Items listed in a dataset
::::::
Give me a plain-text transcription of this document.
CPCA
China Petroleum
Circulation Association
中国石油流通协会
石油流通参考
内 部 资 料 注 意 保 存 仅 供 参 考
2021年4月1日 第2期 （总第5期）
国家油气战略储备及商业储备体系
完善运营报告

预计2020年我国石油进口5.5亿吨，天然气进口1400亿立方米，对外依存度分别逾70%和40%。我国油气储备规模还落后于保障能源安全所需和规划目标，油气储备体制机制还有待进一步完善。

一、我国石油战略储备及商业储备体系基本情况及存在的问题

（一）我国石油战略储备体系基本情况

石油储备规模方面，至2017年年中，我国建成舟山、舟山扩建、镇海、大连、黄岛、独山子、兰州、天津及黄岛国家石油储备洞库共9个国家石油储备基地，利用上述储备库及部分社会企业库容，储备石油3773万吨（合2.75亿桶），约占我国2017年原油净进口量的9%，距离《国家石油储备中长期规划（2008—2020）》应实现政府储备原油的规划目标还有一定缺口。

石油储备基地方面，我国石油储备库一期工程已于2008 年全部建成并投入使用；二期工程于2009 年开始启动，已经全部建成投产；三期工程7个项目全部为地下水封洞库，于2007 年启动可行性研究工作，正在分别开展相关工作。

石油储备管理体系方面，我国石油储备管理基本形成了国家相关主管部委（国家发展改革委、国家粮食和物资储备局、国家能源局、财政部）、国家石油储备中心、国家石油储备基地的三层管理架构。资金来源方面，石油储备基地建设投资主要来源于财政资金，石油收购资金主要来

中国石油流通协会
::::::
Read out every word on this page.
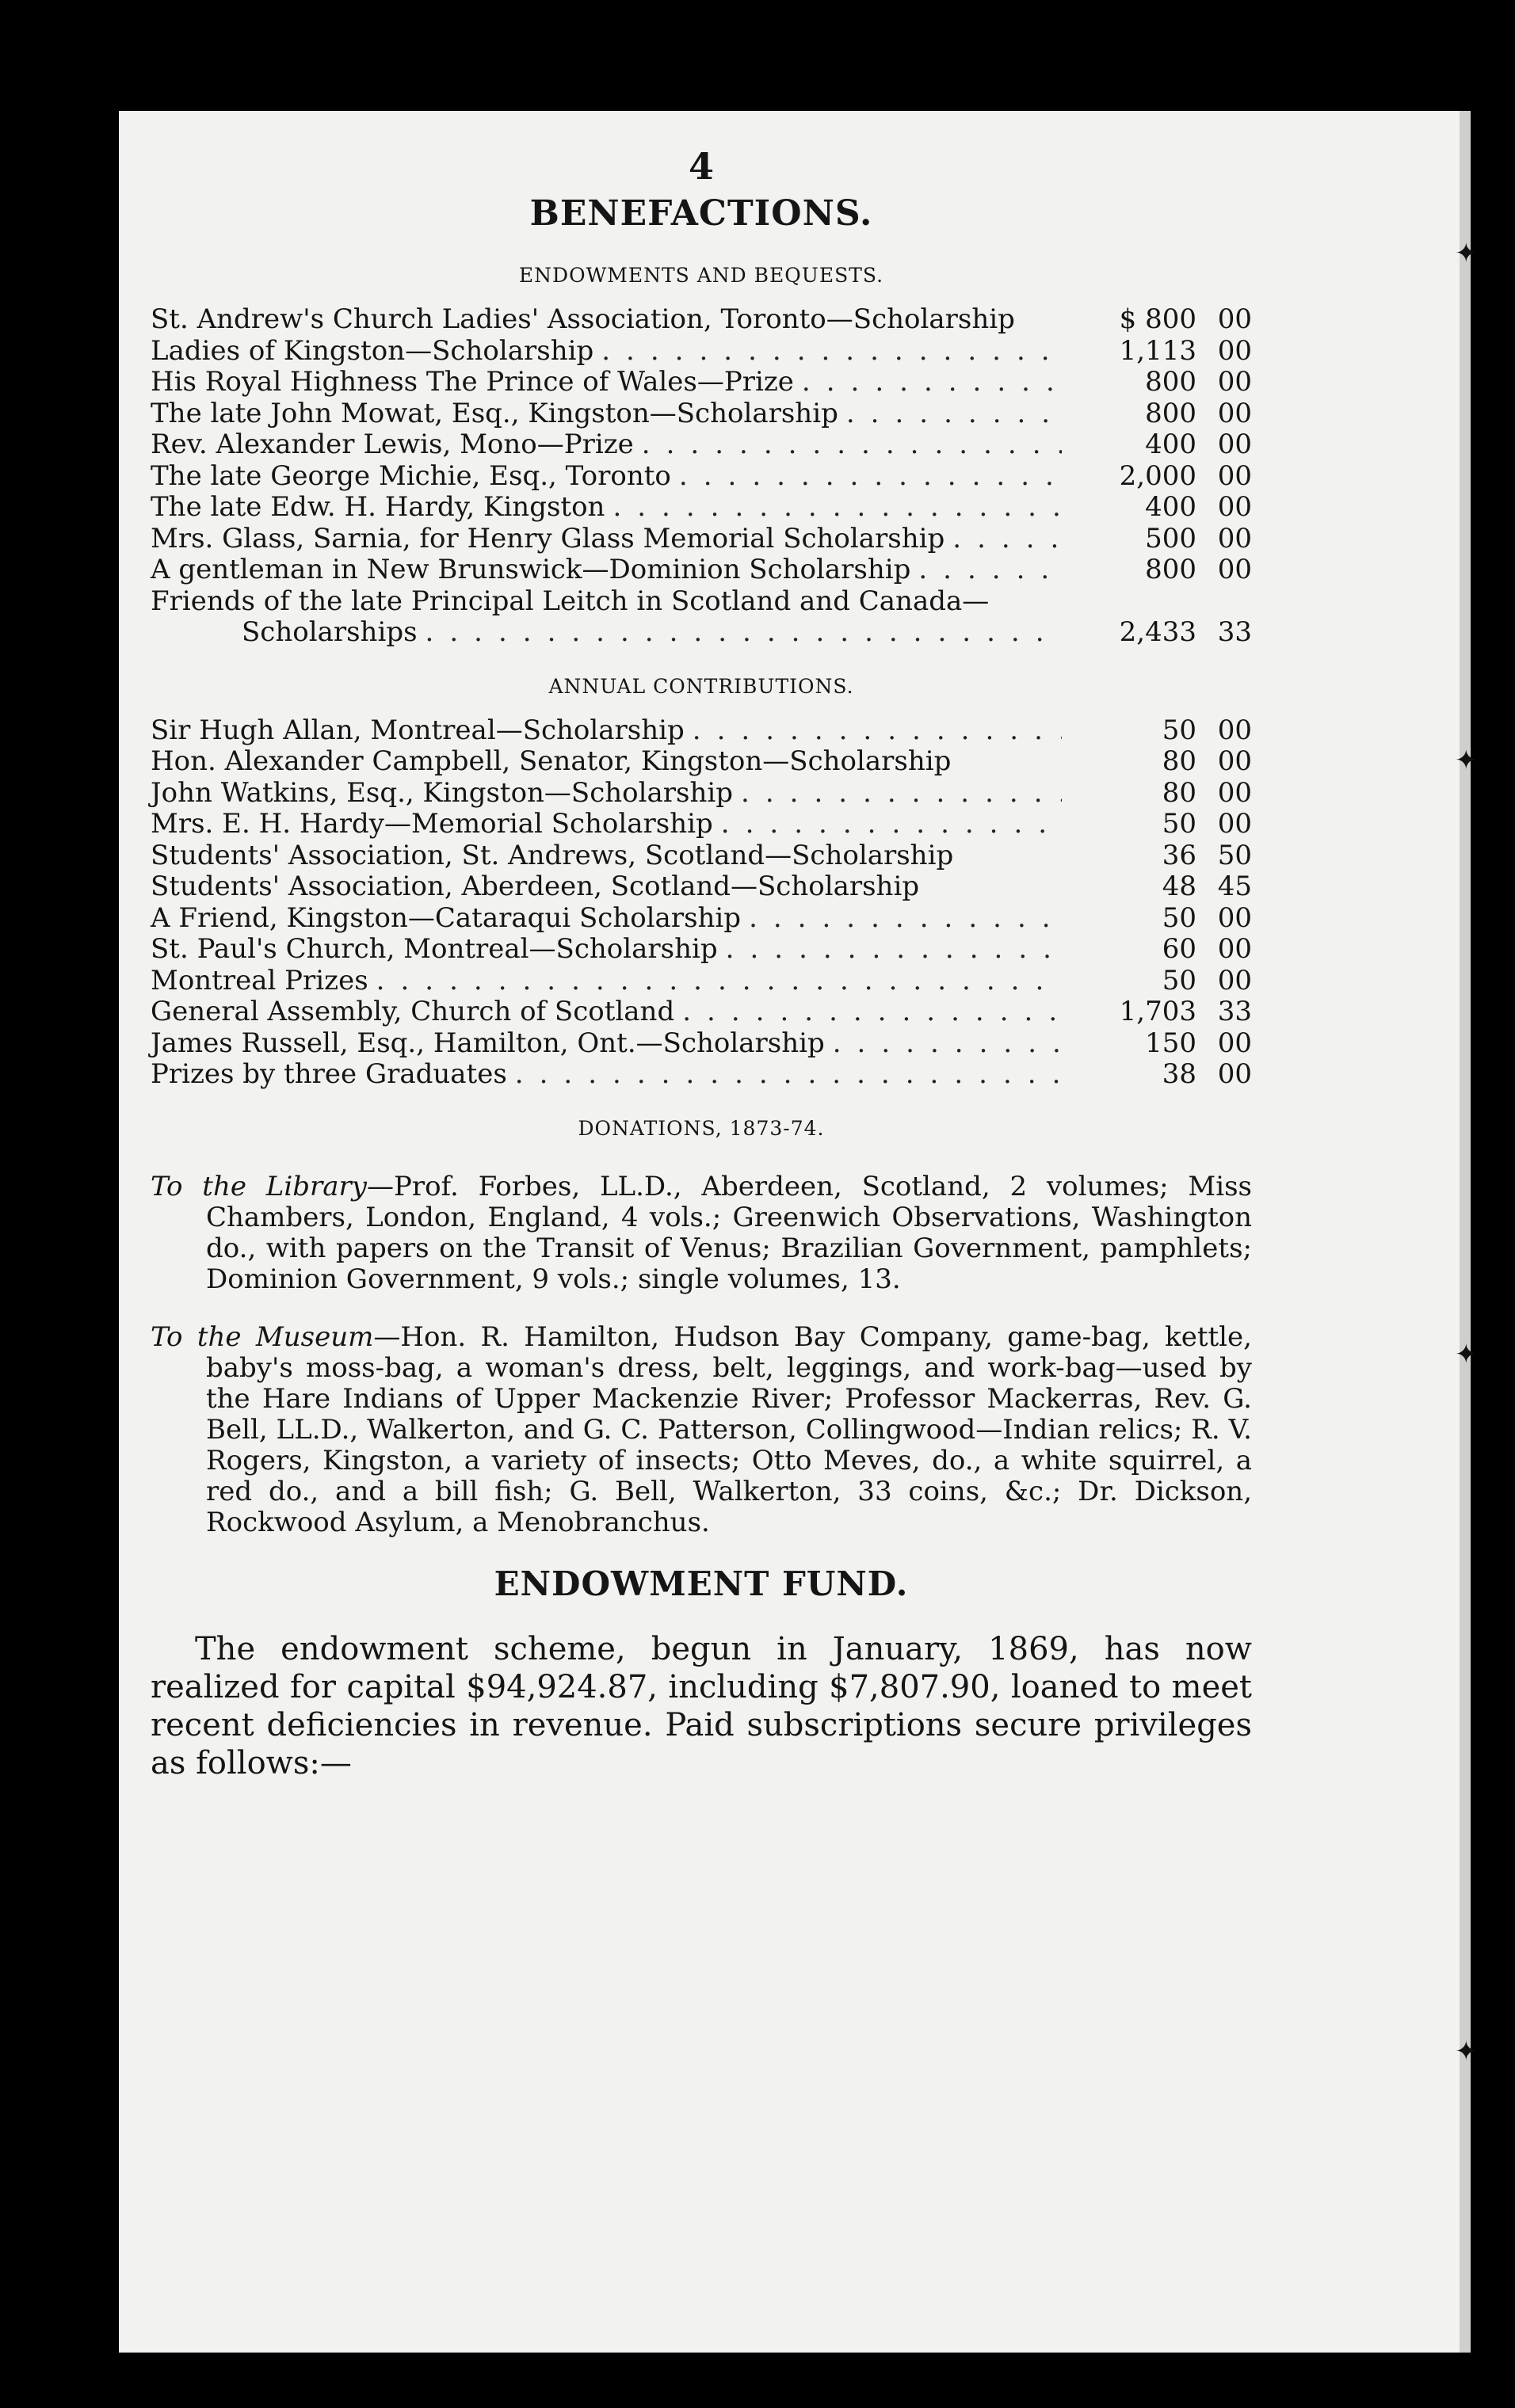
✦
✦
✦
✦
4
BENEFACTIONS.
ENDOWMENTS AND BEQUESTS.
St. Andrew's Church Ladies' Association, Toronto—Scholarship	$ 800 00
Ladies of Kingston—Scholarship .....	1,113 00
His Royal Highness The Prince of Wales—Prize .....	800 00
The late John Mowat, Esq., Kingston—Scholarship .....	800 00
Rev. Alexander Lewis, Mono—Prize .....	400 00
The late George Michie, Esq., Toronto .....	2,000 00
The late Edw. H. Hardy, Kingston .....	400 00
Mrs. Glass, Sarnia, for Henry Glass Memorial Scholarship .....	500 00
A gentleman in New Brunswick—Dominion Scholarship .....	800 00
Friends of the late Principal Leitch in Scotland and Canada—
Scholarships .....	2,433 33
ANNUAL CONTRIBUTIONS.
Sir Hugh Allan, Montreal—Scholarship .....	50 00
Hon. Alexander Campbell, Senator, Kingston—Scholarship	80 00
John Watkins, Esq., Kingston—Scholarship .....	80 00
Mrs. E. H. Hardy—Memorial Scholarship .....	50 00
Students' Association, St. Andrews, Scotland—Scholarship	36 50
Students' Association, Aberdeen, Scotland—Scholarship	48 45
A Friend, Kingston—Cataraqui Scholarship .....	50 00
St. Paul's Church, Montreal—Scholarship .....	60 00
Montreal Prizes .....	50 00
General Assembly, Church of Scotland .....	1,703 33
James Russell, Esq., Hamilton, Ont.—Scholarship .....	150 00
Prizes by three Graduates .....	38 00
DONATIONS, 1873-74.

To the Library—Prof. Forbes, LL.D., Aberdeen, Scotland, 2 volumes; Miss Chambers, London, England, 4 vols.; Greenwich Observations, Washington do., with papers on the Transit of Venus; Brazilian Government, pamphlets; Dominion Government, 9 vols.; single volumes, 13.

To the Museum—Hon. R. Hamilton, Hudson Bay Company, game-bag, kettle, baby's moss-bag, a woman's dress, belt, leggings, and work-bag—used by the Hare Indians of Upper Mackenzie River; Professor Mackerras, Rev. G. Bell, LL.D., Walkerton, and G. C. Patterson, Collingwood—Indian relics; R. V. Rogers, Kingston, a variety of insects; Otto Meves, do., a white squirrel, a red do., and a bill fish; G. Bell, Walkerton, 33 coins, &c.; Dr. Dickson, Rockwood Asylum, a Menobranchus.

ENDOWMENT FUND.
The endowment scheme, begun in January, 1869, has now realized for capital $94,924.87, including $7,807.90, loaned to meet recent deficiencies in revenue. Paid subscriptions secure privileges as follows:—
::::::
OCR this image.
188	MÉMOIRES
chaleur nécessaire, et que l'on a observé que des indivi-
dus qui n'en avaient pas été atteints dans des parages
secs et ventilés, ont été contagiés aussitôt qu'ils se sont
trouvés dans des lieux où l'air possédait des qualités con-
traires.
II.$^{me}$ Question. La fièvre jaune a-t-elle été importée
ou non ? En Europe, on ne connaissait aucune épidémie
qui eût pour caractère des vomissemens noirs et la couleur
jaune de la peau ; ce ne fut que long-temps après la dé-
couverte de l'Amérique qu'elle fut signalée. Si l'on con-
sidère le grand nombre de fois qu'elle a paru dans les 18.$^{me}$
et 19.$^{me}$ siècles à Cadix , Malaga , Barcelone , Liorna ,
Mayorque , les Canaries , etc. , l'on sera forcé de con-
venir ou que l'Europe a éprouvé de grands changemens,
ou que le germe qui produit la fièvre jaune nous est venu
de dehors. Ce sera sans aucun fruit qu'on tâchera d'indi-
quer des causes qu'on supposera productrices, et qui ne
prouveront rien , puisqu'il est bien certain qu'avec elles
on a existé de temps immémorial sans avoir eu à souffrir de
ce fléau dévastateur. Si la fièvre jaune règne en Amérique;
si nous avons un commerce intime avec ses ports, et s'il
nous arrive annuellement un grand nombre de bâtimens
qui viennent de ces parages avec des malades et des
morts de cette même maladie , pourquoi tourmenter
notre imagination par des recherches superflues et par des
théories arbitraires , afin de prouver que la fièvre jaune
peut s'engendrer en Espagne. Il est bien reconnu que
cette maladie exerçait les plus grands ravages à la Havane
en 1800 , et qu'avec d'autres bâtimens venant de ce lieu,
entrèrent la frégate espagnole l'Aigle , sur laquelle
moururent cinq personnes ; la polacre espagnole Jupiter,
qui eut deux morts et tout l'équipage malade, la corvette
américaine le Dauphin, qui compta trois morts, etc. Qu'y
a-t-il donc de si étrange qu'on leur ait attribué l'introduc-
::::::
EXERCISE DESCRIPTION
Locate each line containing the string "dans" and show it.

WRITTEN SOLUTION
dus qui n'en avaient pas été atteints dans des parages
trouvés dans des lieux où l'air possédait des qualités con-
sidère le grand nombre de fois qu'elle a paru dans les 18.$^{me}$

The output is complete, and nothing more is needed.